FEATURE

The Factory Front

EDSEL FORD FIRST saw the B-24 Liberator in January 1941. The supervisors of the Consolidated Aircraft Corporation’s plant invited him to climb aboard. So he clambered into the claustrophobic cockpit, through the extended belly of the plane, past the massive bomb bay, and back into the San Diego sunlight. Then he took his hosts aside and told them what they were doing wrong.

It wasn’t the plane itself that Ford objected to. At the time the B-24 could fly farther and carry a larger payload than any other bomber in existence. But Consolidated made each plane individually, carefully crafting it from the ground up. Far better to follow the Ford way: Standardize every piece that went into the plane, break the production process into minute steps, set those steps along an assembly line, and run it as fast as you possibly could. Give his company the job, Ford said, and he’d hand the American military a new B-24 every hour, sixteen hours a day, six days a week, for a total of four hundred bombers a month.

There was more than bravado behind Ford’s promise, as A. J. Baime explains in his lively new book. For more than two decades, Edsel had lived under the domination of his father, Henry, the erratic genius who had created the modern automobile industry via the power of mass production. The humiliation had begun soon after the old man named twenty-five-year-old Edsel president of the Ford Motor Company in 1919. The 1920s were torturous, marked by Henry’s dogged refusal to listen to Edsel’s pleas that he move beyond the Model T even as its sales plummeted; his constant criticism of his son’s sophistication, which he seemed to take as a personal affront; and his shocking embrace of anti-Semitism.

Data:
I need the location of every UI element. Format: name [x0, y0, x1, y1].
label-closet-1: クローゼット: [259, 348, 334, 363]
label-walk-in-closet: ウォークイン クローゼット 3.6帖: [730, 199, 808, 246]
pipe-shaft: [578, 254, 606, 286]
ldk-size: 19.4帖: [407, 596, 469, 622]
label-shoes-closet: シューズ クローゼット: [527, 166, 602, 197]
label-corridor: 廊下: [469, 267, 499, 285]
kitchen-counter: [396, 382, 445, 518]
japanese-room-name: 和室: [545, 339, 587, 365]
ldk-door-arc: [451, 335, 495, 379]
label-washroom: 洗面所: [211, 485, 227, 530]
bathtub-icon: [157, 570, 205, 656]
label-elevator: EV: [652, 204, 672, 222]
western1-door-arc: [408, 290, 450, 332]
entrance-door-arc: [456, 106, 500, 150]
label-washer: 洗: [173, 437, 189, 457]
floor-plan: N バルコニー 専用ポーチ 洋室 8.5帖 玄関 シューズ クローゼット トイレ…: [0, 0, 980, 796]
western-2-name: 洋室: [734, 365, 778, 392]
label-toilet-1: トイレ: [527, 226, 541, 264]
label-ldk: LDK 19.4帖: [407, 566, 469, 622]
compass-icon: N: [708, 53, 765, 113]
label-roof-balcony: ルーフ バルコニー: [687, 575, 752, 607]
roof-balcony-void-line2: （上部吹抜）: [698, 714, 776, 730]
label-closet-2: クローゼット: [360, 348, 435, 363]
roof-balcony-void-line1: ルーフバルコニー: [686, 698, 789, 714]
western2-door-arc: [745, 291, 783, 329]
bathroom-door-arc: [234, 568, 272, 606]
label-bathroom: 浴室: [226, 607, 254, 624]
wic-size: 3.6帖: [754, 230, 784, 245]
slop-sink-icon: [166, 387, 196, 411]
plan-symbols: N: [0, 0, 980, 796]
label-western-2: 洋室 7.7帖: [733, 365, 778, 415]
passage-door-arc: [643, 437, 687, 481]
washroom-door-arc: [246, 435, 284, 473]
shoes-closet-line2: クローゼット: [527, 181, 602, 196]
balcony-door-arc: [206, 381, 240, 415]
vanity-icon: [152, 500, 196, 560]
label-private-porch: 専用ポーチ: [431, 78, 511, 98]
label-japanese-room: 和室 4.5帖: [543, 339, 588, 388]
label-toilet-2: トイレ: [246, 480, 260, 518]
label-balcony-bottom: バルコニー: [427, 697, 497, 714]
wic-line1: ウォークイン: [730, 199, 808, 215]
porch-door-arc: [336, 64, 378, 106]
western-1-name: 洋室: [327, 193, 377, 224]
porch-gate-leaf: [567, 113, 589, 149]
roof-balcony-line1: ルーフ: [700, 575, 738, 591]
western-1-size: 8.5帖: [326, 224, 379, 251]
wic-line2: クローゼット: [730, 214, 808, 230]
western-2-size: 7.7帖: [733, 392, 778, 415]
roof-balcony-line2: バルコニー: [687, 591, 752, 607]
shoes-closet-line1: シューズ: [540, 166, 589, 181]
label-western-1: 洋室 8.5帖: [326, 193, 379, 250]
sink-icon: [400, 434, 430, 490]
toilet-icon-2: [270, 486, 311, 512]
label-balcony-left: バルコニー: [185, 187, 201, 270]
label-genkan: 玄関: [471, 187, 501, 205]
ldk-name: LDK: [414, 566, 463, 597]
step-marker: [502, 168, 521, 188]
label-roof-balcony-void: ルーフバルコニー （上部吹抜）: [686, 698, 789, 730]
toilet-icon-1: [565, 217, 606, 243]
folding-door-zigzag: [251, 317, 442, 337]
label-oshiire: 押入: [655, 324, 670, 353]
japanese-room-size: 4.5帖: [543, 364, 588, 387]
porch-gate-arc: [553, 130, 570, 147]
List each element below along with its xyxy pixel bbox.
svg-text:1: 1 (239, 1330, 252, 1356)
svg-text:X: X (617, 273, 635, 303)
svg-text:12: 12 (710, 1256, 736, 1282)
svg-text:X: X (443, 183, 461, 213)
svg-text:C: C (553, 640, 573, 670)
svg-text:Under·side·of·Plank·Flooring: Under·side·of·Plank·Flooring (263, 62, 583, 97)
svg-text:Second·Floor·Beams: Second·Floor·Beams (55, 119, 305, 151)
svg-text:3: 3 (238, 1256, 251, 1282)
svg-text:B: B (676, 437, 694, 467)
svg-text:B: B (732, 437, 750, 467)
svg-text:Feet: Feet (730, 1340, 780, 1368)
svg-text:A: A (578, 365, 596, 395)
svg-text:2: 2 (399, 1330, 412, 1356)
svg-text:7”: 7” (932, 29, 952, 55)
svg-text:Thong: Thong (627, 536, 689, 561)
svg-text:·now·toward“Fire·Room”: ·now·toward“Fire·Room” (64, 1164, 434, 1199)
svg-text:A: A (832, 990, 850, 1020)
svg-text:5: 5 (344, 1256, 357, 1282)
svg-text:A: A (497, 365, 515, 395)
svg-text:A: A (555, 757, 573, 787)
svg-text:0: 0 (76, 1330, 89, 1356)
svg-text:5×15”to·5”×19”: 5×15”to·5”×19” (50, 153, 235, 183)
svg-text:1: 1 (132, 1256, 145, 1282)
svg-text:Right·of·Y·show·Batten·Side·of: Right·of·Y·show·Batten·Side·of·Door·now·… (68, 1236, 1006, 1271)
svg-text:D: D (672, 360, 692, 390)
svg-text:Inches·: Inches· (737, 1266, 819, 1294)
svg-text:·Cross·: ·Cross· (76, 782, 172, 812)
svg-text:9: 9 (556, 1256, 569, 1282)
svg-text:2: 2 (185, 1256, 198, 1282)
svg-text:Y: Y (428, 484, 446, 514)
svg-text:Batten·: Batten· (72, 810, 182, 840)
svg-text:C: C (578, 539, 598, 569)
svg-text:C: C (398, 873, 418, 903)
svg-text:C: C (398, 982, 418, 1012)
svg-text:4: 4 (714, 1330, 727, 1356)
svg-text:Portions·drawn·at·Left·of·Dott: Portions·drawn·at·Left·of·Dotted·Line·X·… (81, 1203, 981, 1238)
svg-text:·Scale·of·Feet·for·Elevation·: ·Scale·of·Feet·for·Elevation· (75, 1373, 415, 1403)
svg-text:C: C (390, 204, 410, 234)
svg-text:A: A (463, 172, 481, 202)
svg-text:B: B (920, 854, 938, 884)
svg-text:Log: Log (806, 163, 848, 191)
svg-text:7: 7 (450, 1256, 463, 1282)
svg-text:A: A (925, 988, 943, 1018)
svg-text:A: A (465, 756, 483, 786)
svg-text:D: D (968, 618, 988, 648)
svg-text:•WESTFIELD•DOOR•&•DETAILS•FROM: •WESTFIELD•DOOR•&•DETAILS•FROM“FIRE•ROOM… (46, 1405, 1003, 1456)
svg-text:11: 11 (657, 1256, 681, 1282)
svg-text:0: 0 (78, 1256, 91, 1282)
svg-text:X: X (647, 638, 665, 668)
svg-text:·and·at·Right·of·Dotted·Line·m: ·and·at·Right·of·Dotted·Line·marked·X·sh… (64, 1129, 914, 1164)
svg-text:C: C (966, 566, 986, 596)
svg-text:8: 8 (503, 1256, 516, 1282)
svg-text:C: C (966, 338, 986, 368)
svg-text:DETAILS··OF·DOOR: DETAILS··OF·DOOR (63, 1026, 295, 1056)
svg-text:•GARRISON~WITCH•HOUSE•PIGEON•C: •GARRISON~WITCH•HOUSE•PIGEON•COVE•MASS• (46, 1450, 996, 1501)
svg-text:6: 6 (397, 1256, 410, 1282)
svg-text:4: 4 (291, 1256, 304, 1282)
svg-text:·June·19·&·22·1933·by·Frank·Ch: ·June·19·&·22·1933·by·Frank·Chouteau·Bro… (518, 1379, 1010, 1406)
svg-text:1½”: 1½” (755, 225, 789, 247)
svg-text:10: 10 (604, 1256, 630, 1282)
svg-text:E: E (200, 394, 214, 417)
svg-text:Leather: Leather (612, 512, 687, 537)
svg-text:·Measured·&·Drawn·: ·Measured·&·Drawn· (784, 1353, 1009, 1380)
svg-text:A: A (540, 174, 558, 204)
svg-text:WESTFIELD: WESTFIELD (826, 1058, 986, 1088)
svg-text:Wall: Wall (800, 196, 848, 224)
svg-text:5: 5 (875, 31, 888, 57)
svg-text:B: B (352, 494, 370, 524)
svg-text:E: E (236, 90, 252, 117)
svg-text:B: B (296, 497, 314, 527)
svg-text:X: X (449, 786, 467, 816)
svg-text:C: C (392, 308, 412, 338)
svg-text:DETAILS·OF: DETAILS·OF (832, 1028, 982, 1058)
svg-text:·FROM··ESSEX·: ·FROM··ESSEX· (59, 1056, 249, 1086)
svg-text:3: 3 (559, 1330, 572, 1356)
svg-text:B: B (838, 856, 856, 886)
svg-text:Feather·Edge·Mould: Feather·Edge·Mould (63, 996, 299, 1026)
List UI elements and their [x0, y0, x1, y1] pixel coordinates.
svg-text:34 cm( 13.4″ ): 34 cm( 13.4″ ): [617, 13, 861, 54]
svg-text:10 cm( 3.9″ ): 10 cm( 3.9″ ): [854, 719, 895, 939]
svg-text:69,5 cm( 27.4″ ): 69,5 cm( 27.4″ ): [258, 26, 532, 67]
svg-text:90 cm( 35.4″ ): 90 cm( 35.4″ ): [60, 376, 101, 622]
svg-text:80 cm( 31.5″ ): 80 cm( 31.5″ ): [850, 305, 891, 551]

Task set:
**a.** Print the part of the Edsel Ford feature starting at "The Factory Front" and ending at "were doing wrong.".
**b.** Render this sentence from the Edsel Ford feature in Spanish: "It wasn’t the plane itself that Ford objected to."

Replies:
**a.**
The Factory Front

EDSEL FORD FIRST saw the B-24 Liberator in January 1941. The supervisors of the Consolidated Aircraft Corporation’s plant invited him to climb aboard. So he clambered into the claustrophobic cockpit, through the extended belly of the plane, past the massive bomb bay, and back into the San Diego sunlight. Then he took his hosts aside and told them what they were doing wrong.

**b.** No era al avión en sí a lo que Ford se oponía.